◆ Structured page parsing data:
-- Opening Marker --

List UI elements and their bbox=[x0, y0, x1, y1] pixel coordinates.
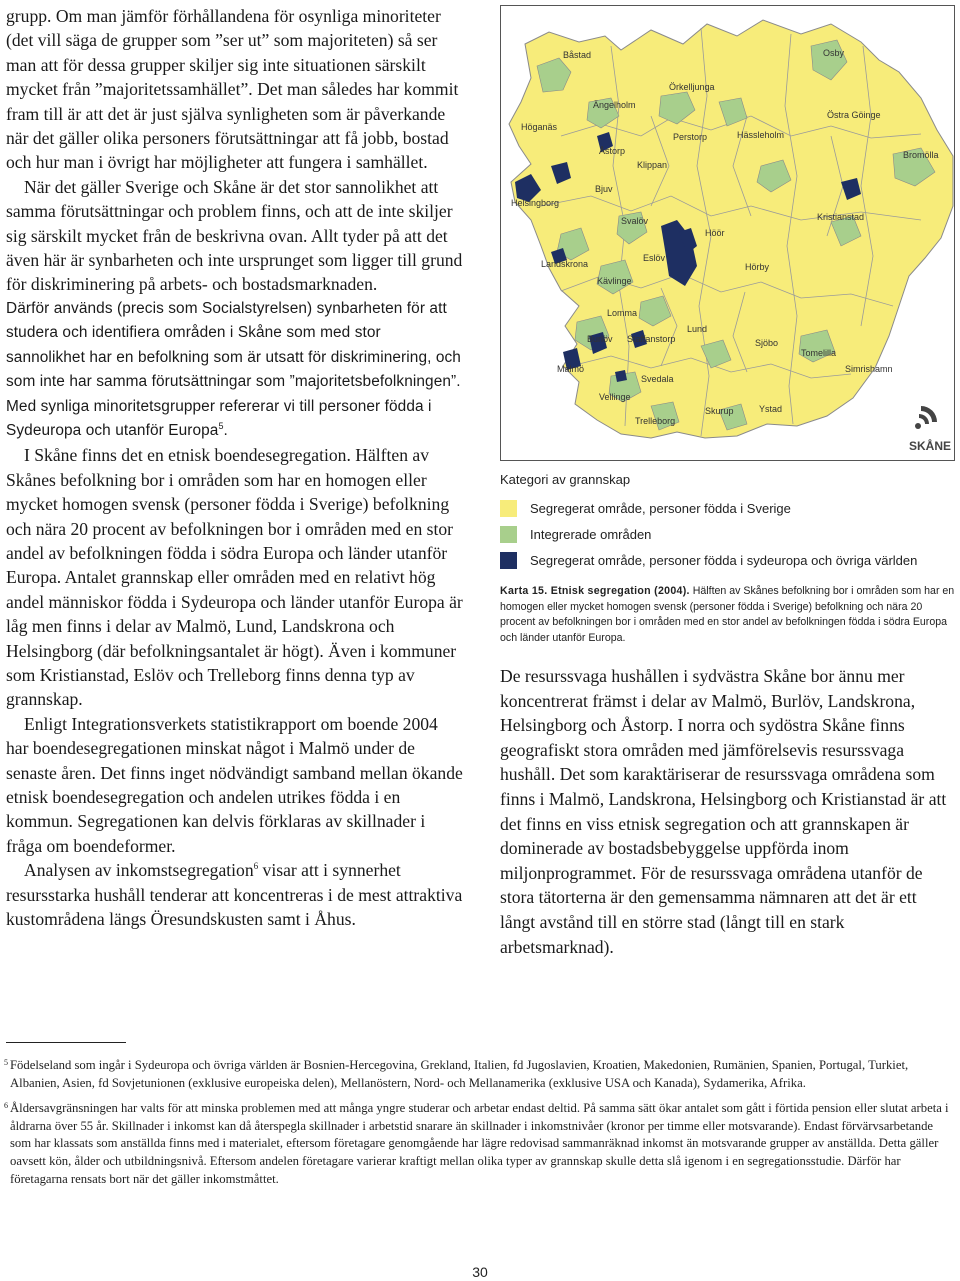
label-staffanstorp: Staffanstorp bbox=[627, 334, 676, 344]
label-bjuv: Bjuv bbox=[595, 184, 613, 194]
legend-label: Segregerat område, personer födda i Sverige bbox=[530, 500, 791, 516]
label-helsingborg: Helsingborg bbox=[511, 198, 560, 208]
footnote-text: Åldersavgränsningen har valts för att minska problemen med att många yngre studerar och arbetar endast deltid. På samma sätt ökar antalet som gått i förtida pension eller slutat arbeta i åldrarna över 55 år. Skillnader i inkomst kan då återspegla skillnader i arbetstid snarare än skillnader i inkomstnivåer (kronor per timme eller motsvarande). Endast förvärvsarbetande som har klassats som anställda finns med i materialet, eftersom företagare genomgående har lägre redovisad sammanräknad inkomst än motsvarande grupper av anställda. Detta gäller oavsett kön, ålder och utbildningsnivå. Eftersom andelen företagare varierar kraftigt mellan olika typer av grannskap skulle detta slå igenom i en segregationsstudie. Därför har företagarna rensats bort när det gäller inkomstmåttet. bbox=[10, 1101, 949, 1186]
label-burlov: Burlöv bbox=[587, 334, 613, 344]
label-astorp: Åstorp bbox=[599, 146, 626, 156]
label-svalov: Svalöv bbox=[621, 216, 649, 226]
label-trelleborg: Trelleborg bbox=[635, 416, 676, 426]
paragraph-resurssvaga: De resurssvaga hushållen i sydvästra Skåne bor ännu mer koncentrerat främst i delar av Malmö, Burlöv, Landskrona, Helsingborg och Åstorp. I norra och sydöstra Skåne finns geografiskt stora områden med jämförelsevis resurssvaga hushåll. Det som karaktäriserar de resurssvaga områdena som finns i Malmö, Landskrona, Helsingborg och Kristianstad är att det finns en viss etnisk segregation och att grannskapen är dominerade av bostadsbebyggelse uppförda inom miljonprogrammet. För de resurssvaga områdena utanför de stora tätorterna är den gemensamma nämnaren att det är ett långt avstånd till en större stad (långt till en stark arbetsmarknad). bbox=[500, 666, 947, 957]
legend-swatch-yellow bbox=[500, 500, 517, 517]
label-ostra-goinge: Östra Göinge bbox=[827, 110, 881, 120]
legend-swatch-green bbox=[500, 526, 517, 543]
paragraph-boendesegregation: I Skåne finns det en etnisk boendesegregation. Hälften av Skånes befolkning bor i områden som har en homogen eller mycket homogen svensk (personer födda i Sverige) befolkning och nära 20 procent av befolkningen bor i områden med en stor andel av befolkningen födda i södra Europa och länder utanför Europa. Antalet grannskap eller områden med en relativt hög andel människor födda i Sydeuropa och länder utanför Europa är låg men finns i delar av Malmö, Lund, Landskrona och Helsingborg (där befolkningsantalet är högt). Även i kommuner som Kristianstad, Eslöv och Trelleborg finns denna typ av grannskap. bbox=[6, 445, 463, 710]
label-bromolla: Bromölla bbox=[903, 150, 939, 160]
paragraph-inkomst-text: Analysen av inkomstsegregation bbox=[24, 860, 254, 881]
paragraph-integrationsverket: Enligt Integrationsverkets statistikrapport om boende 2004 har boendesegregationen minskat något i Malmö under de senaste åren. Det finns inget nödvändigt samband mellan ökande etnisk boendesegregation och andelen utrikes födda i en kommun. Segregationen kan delvis förklaras av skillnader i fråga om boendeformer. bbox=[6, 713, 463, 856]
legend-title: Kategori av grannskap bbox=[500, 472, 631, 487]
label-tomelilla: Tomelilla bbox=[801, 348, 837, 358]
footnote-ref-6[interactable]: 6 bbox=[253, 861, 259, 872]
label-angelholm: Ängelholm bbox=[593, 100, 636, 110]
paragraph-inkomst-end: visar att i synnerhet resursstarka hushåll tenderar att koncentreras i de mest attraktiva kustområdena längs Öresundskusten samt i Åhus. bbox=[6, 860, 463, 930]
paragraph-synbarhet-end: . bbox=[223, 421, 228, 439]
right-text-column bbox=[500, 664, 955, 959]
label-svedala: Svedala bbox=[641, 374, 674, 384]
map-legend bbox=[500, 472, 955, 573]
map-svg bbox=[501, 6, 954, 460]
footnote-mark: 5 bbox=[4, 1058, 8, 1067]
paragraph-synbarhet bbox=[6, 297, 464, 443]
label-eslov: Eslöv bbox=[643, 253, 666, 263]
label-vellinge: Vellinge bbox=[599, 392, 631, 402]
paragraph-intro: grupp. Om man jämför förhållandena för osynliga minoriteter (det vill säga de grupper som ”ser ut” som majoriteten) så ser man att för dessa grupper skiljer sig inte situationen särskilt mycket från ”majoritetssamhället”. Det man således har kommit fram till är att det är just själva synligheten som är påverkande när det gäller olika personers förutsättningar att få jobb, bostad och hur man i övrigt har möjligheter att fungera i samhället. bbox=[6, 6, 459, 173]
paragraph-sverige-skane: När det gäller Sverige och Skåne är det stor sannolikhet att samma förutsättningar och problem finns, och att de inte skiljer sig särskilt mycket från de beskrivna ovan. Allt tyder på att det även här är synbarheten och inte ursprunget som ligger till grund för diskriminering på arbets- och bostadsmarknaden. bbox=[6, 176, 463, 295]
caption-text: Hälften av Skånes befolkning bor i områden som har en homogen eller mycket homogen svensk (personer födda i Sverige) befolkning och nära 20 procent av befolkningen bor i områden med en stor andel av befolkningen födda i södra Europa och länder utanför Europa. bbox=[500, 585, 955, 644]
label-hoganas: Höganäs bbox=[521, 122, 558, 132]
caption-title: Karta 15. Etnisk segregation (2004). bbox=[500, 585, 690, 597]
label-landskrona: Landskrona bbox=[541, 259, 589, 269]
map-land bbox=[509, 20, 953, 438]
label-osby: Osby bbox=[823, 48, 845, 58]
footnote-5 bbox=[6, 1057, 951, 1092]
label-perstorp: Perstorp bbox=[673, 132, 708, 142]
label-malmo: Malmö bbox=[557, 364, 585, 374]
label-bastad: Båstad bbox=[563, 50, 592, 60]
legend-swatch-navy bbox=[500, 552, 517, 569]
footnote-mark: 6 bbox=[4, 1101, 8, 1111]
label-hoor: Höör bbox=[705, 228, 725, 238]
logo-text: SKÅNE bbox=[909, 439, 952, 453]
paragraph-synbarhet-text: Därför används (precis som Socialstyrelsen) synbarheten för att studera och identifiera områden i Skåne som med stor sannolikhet har en befolkning som är utsatt för diskriminering, och som inte har samma förutsättningar som ”majoritetsbefolkningen”. Med synliga minoritetsgrupper refererar vi till personer födda i Sydeuropa och utanför Europa bbox=[6, 299, 461, 439]
left-text-column bbox=[6, 4, 464, 931]
label-orkelljunga: Örkelljunga bbox=[669, 82, 715, 92]
label-simrishamn: Simrishamn bbox=[845, 364, 893, 374]
legend-item-segregated-foreign bbox=[500, 547, 955, 573]
footnote-6 bbox=[6, 1100, 951, 1188]
footnote-divider bbox=[6, 1042, 126, 1043]
label-lund: Lund bbox=[687, 324, 708, 334]
label-kavlinge: Kävlinge bbox=[597, 276, 632, 286]
paragraph-inkomstsegregation bbox=[6, 858, 464, 931]
label-lomma: Lomma bbox=[607, 308, 638, 318]
segregation-map bbox=[500, 5, 955, 461]
label-skurup: Skurup bbox=[705, 406, 734, 416]
legend-item-integrated bbox=[500, 521, 955, 547]
footnote-text: Födelseland som ingår i Sydeuropa och övriga världen är Bosnien-Hercegovina, Grekland, Italien, fd Jugoslavien, Kroatien, Makedonien, Rumänien, Spanien, Portugal, Turkiet, Albanien, Asien, fd Sovjetunionen (exklusive europeiska delen), Mellanöstern, Nord- och Mellanamerika (exklusive USA och Kanada), Sydamerika, Afrika. bbox=[10, 1058, 909, 1090]
label-kristianstad: Kristianstad bbox=[817, 212, 865, 222]
label-klippan: Klippan bbox=[637, 160, 668, 170]
footnote-ref-5[interactable]: 5 bbox=[218, 420, 224, 431]
page-number: 30 bbox=[472, 1264, 488, 1280]
legend-label: Segregerat område, personer födda i sydeuropa och övriga världen bbox=[530, 552, 918, 568]
skane-logo bbox=[909, 406, 951, 453]
legend-item-segregated-sweden bbox=[500, 495, 955, 521]
label-horby: Hörby bbox=[745, 262, 770, 272]
label-hassleholm: Hässleholm bbox=[737, 130, 785, 140]
map-caption bbox=[500, 584, 955, 646]
legend-label: Integrerade områden bbox=[530, 526, 652, 542]
label-ystad: Ystad bbox=[759, 404, 783, 414]
footnotes bbox=[6, 1057, 951, 1196]
label-sjobo: Sjöbo bbox=[755, 338, 779, 348]
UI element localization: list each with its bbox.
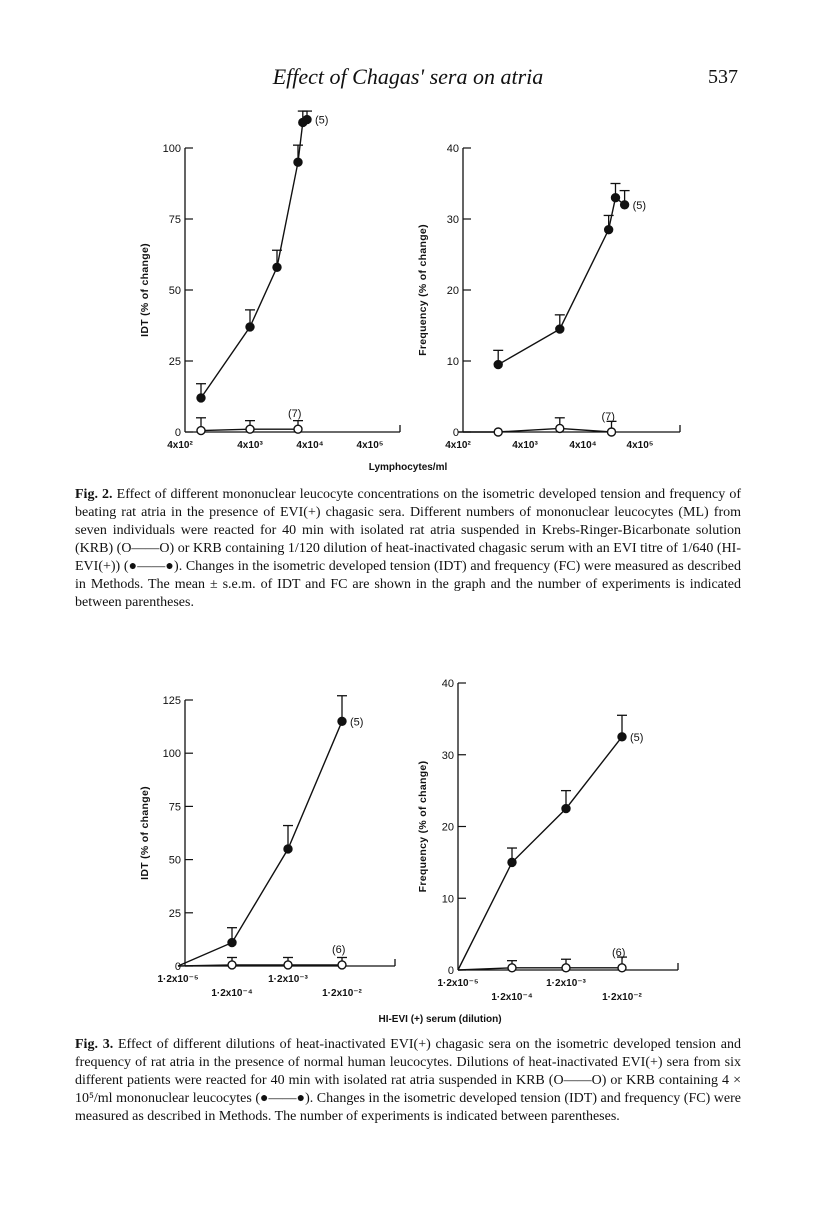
y-tick-label: 25 xyxy=(168,356,181,368)
y-axis-title: IDT (% of change) xyxy=(139,243,151,337)
y-tick-label: 50 xyxy=(168,854,181,867)
y-tick-label: 20 xyxy=(446,285,459,297)
y-tick-label: 100 xyxy=(162,748,181,761)
x-tick-label: 4x10⁴ xyxy=(296,440,324,451)
series-count-label: (5) xyxy=(315,114,329,127)
fig2-xlabel: Lymphocytes/ml xyxy=(368,462,448,473)
fig2-caption xyxy=(75,486,741,612)
y-tick-label: 10 xyxy=(441,893,454,906)
series-count-label: (7) xyxy=(288,408,302,421)
x-tick-label: 4x10³ xyxy=(237,440,263,451)
fig3-xlabel: HI-EVI (+) serum (dilution) xyxy=(378,1014,502,1025)
y-tick-label: 100 xyxy=(162,143,181,155)
y-tick-label: 30 xyxy=(446,214,459,226)
y-tick-label: 10 xyxy=(446,356,459,368)
x-tick-label: 1·2x10⁻³ xyxy=(268,974,308,985)
y-tick-label: 125 xyxy=(162,695,181,707)
y-tick-label: 0 xyxy=(447,965,454,977)
fig3-caption xyxy=(75,1036,741,1126)
y-axis-title: Frequency (% of change) xyxy=(417,760,429,893)
series-count-label: (5) xyxy=(630,731,644,744)
y-tick-label: 40 xyxy=(446,143,459,155)
x-tick-label: 1·2x10⁻² xyxy=(602,992,642,1003)
x-tick-label: 1·2x10⁻⁵ xyxy=(157,974,199,985)
y-axis-title: IDT (% of change) xyxy=(139,786,151,880)
series-count-label: (6) xyxy=(332,943,346,956)
x-tick-label: 4x10² xyxy=(167,440,193,451)
x-tick-label: 1·2x10⁻² xyxy=(322,988,362,999)
y-tick-label: 30 xyxy=(441,749,454,762)
x-tick-label: 4x10⁵ xyxy=(356,440,384,451)
x-tick-label: 1·2x10⁻⁴ xyxy=(491,992,533,1003)
series-count-label: (6) xyxy=(612,946,626,959)
running-title: Effect of Chagas' sera on atria xyxy=(272,64,544,89)
fig2-caption-text: Effect of different mononuclear leucocyte concentrations on the isometric developed tension and frequency of beating rat atria in the presence of EVI(+) chagasic sera. Different numbers of mononuclear leucocytes (ML) from seven individuals were reacted for 40 min with isolated rat atria suspended in Krebs-Ringer-Bicarbonate solution (KRB) (O——O) or KRB containing 1/120 dilution of heat-inactivated chagasic serum with an EVI titre of 1/640 (HI-EVI(+)) (●——●). Changes in the isometric developed tension (IDT) and frequency (FC) were measured as described in Methods. The mean ± s.e.m. of IDT and FC are shown in the graph and the number of experiments is indicated between parentheses. xyxy=(75,487,741,610)
x-tick-label: 1·2x10⁻⁵ xyxy=(437,978,479,989)
x-tick-label: 4x10⁵ xyxy=(626,440,654,451)
y-axis-title: Frequency (% of change) xyxy=(417,224,429,356)
y-tick-label: 50 xyxy=(168,285,181,297)
x-tick-label: 4x10² xyxy=(445,440,471,451)
fig3-caption-label: Fig. 3. xyxy=(75,1037,114,1052)
y-tick-label: 0 xyxy=(174,961,181,973)
page-number: 537 xyxy=(708,66,738,88)
y-tick-label: 20 xyxy=(441,821,454,834)
x-tick-label: 4x10³ xyxy=(512,440,538,451)
series-count-label: (5) xyxy=(632,199,647,212)
x-tick-label: 1·2x10⁻⁴ xyxy=(211,988,253,999)
y-tick-label: 0 xyxy=(174,427,181,439)
y-tick-label: 25 xyxy=(168,907,181,920)
series-count-label: (5) xyxy=(350,716,364,729)
y-tick-label: 40 xyxy=(441,678,454,690)
fig3-caption-text: Effect of different dilutions of heat-inactivated EVI(+) chagasic sera on the isometric developed tension and frequency of rat atria in the presence of normal human leucocytes. Dilutions of heat-inactivated EVI(+) sera from six different patients were reacted for 40 min with isolated rat atria suspended in KRB (O——O) or KRB containing 4 × 10⁵/ml mononuclear leucocytes (●——●). Changes in the isometric developed tension (IDT) and frequency (FC) were measured as described in Methods. The number of experiments is indicated between parentheses. xyxy=(75,1037,741,1124)
y-tick-label: 75 xyxy=(168,214,181,226)
y-tick-label: 75 xyxy=(168,801,181,814)
series-count-label: (7) xyxy=(601,411,615,423)
x-tick-label: 1·2x10⁻³ xyxy=(546,978,586,989)
fig2-caption-label: Fig. 2. xyxy=(75,487,113,502)
x-tick-label: 4x10⁴ xyxy=(569,440,597,451)
y-tick-label: 0 xyxy=(452,427,459,439)
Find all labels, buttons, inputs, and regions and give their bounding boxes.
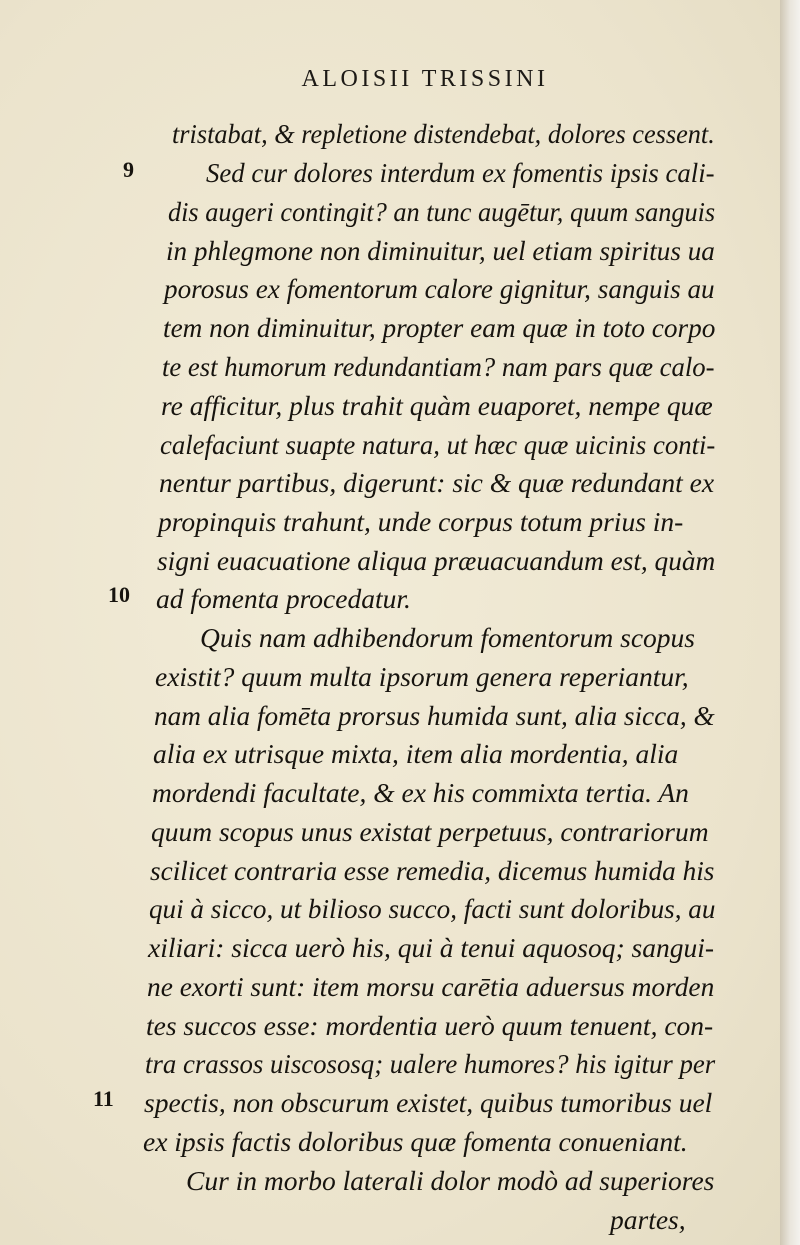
- text-line: xiliari: sicca uerò his, qui à tenui aquosoq; sangui-: [148, 932, 714, 963]
- text-line: alia ex utrisque mixta, item alia mordentia, alia: [153, 738, 679, 769]
- text-line: calefaciunt suapte natura, ut hæc quæ uicinis conti-: [160, 429, 716, 460]
- text-line: ad fomenta procedatur.: [156, 583, 411, 614]
- text-line: mordendi facultate, & ex his commixta tertia. An: [152, 777, 689, 808]
- text-line: nentur partibus, digerunt: sic & quæ redundant ex: [159, 467, 715, 498]
- page-edge: [780, 0, 800, 1245]
- text-line: nam alia fomēta prorsus humida sunt, alia sicca, &: [154, 700, 715, 731]
- text-line: tes succos esse: mordentia uerò quum tenuent, con-: [146, 1010, 714, 1041]
- text-line: te est humorum redundantiam? nam pars quæ calo-: [162, 351, 715, 382]
- text-line: ne exorti sunt: item morsu carētia aduersus morden: [147, 971, 715, 1002]
- margin-number-9: 9: [123, 157, 134, 182]
- text-line: spectis, non obscurum existet, quibus tumoribus uel: [144, 1087, 713, 1118]
- text-line: dis augeri contingit? an tunc augētur, quum sanguis: [168, 196, 716, 227]
- text-line: existit? quum multa ipsorum genera reperiantur,: [155, 661, 689, 692]
- text-line: porosus ex fomentorum calore gignitur, sanguis au: [164, 273, 715, 304]
- text-line: re afficitur, plus trahit quàm euaporet, nempe quæ: [161, 390, 713, 421]
- text-line: tristabat, & repletione distendebat, dolores cessent.: [172, 118, 715, 149]
- running-head: ALOISII TRISSINI: [301, 66, 549, 92]
- text-line: scilicet contraria esse remedia, dicemus humida his: [150, 855, 715, 886]
- text-line: qui à sicco, ut bilioso succo, facti sunt doloribus, au: [149, 893, 716, 924]
- catchword: partes,: [610, 1204, 686, 1235]
- text-line: signi euacuatione aliqua præuacuandum est, quàm: [157, 545, 716, 576]
- text-line: in phlegmone non diminuitur, uel etiam spiritus ua: [166, 235, 715, 266]
- margin-number-11: 11: [93, 1086, 114, 1111]
- text-line: quum scopus unus existat perpetuus, contrariorum: [151, 816, 709, 847]
- text-line: ex ipsis factis doloribus quæ fomenta conueniant.: [143, 1126, 688, 1157]
- text-line: tra crassos uiscososq; ualere humores? his igitur per: [145, 1048, 716, 1079]
- text-line: tem non diminuitur, propter eam quæ in toto corpo: [163, 312, 716, 343]
- text-line: propinquis trahunt, unde corpus totum prius in-: [158, 506, 684, 537]
- text-line: Quis nam adhibendorum fomentorum scopus: [200, 622, 695, 653]
- text-line: Sed cur dolores interdum ex fomentis ipsis cali-: [206, 157, 715, 188]
- margin-number-10: 10: [108, 582, 130, 607]
- text-line: Cur in morbo laterali dolor modò ad superiores: [186, 1165, 715, 1196]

-- Closing Marker --

◆ REQUIRED ACTION:
Write down only the number of lines above where the word "xlabel" occurs.

◆ SOLUTION TO THIS EXERCISE:
2